> [Task to carry out] Identify the lines that contain the word "محمد" and copy each one.

> [Extracted material]
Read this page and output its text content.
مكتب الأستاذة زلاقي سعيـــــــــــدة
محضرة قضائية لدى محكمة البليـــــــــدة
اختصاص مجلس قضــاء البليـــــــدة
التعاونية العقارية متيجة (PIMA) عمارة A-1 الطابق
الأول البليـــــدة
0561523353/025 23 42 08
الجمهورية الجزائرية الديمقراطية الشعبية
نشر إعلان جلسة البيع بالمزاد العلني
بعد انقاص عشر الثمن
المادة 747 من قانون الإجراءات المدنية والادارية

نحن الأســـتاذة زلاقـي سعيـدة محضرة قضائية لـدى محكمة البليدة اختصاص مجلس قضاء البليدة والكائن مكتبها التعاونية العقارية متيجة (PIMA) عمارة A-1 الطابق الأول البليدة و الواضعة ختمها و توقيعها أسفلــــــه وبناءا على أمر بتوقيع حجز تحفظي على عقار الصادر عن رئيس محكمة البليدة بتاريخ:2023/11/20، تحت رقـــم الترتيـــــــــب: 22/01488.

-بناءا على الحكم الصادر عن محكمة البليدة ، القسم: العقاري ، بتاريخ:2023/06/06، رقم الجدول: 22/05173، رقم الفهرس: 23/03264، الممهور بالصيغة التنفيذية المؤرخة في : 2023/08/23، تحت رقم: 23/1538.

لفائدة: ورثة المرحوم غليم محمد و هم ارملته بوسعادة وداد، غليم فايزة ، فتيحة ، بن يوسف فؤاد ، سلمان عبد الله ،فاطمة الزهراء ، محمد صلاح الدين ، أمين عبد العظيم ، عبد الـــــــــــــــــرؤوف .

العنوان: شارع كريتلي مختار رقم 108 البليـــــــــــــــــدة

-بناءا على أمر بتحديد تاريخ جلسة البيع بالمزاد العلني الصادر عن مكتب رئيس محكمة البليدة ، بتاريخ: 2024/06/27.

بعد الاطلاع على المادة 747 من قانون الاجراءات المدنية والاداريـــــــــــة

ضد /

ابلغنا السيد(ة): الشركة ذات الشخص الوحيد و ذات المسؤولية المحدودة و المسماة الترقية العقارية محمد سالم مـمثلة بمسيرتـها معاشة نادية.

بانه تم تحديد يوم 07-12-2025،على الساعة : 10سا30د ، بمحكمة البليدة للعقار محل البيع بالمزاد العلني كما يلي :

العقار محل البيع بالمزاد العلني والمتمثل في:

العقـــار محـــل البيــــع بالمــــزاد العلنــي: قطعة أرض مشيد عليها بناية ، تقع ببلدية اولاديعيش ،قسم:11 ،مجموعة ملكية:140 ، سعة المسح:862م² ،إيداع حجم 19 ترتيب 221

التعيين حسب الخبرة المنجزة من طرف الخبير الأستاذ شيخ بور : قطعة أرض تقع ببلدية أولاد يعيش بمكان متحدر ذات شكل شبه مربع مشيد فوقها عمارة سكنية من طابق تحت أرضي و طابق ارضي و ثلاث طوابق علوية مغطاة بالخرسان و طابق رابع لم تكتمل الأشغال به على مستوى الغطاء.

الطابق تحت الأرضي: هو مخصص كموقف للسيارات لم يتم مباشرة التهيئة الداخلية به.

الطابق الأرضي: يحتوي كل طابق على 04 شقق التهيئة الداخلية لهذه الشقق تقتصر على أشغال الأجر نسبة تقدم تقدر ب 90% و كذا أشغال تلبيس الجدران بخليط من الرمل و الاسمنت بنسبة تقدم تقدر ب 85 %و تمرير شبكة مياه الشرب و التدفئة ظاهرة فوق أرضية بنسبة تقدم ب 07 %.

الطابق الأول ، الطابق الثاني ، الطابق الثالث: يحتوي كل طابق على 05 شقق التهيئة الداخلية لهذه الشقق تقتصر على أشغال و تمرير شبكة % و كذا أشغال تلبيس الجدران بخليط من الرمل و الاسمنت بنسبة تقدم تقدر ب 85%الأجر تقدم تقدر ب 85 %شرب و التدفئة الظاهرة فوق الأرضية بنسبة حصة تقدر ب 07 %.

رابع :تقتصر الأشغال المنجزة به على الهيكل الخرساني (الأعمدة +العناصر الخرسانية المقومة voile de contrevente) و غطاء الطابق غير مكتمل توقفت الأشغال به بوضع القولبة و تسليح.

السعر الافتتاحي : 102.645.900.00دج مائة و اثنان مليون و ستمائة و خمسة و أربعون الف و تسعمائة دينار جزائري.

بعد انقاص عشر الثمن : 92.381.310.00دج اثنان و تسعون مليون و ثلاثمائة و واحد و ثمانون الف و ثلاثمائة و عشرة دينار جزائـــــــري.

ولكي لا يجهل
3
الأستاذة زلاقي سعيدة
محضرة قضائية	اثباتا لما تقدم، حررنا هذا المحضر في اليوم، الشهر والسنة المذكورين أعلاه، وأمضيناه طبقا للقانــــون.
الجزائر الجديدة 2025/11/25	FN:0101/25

> [Task answer]
لفائدة: ورثة المرحوم غليم محمد و هم ارملته بوسعادة وداد، غليم فايزة ، فتيحة ، بن يوسف فؤاد ، سلمان عبد الله ،فاطمة الزهراء ، محمد صلاح الدين ، أمين عبد العظيم ، عبد الـــــــــــــــــرؤوف .
ابلغنا السيد(ة): الشركة ذات الشخص الوحيد و ذات المسؤولية المحدودة و المسماة الترقية العقارية محمد سالم مـمثلة بمسيرتـها معاشة نادية.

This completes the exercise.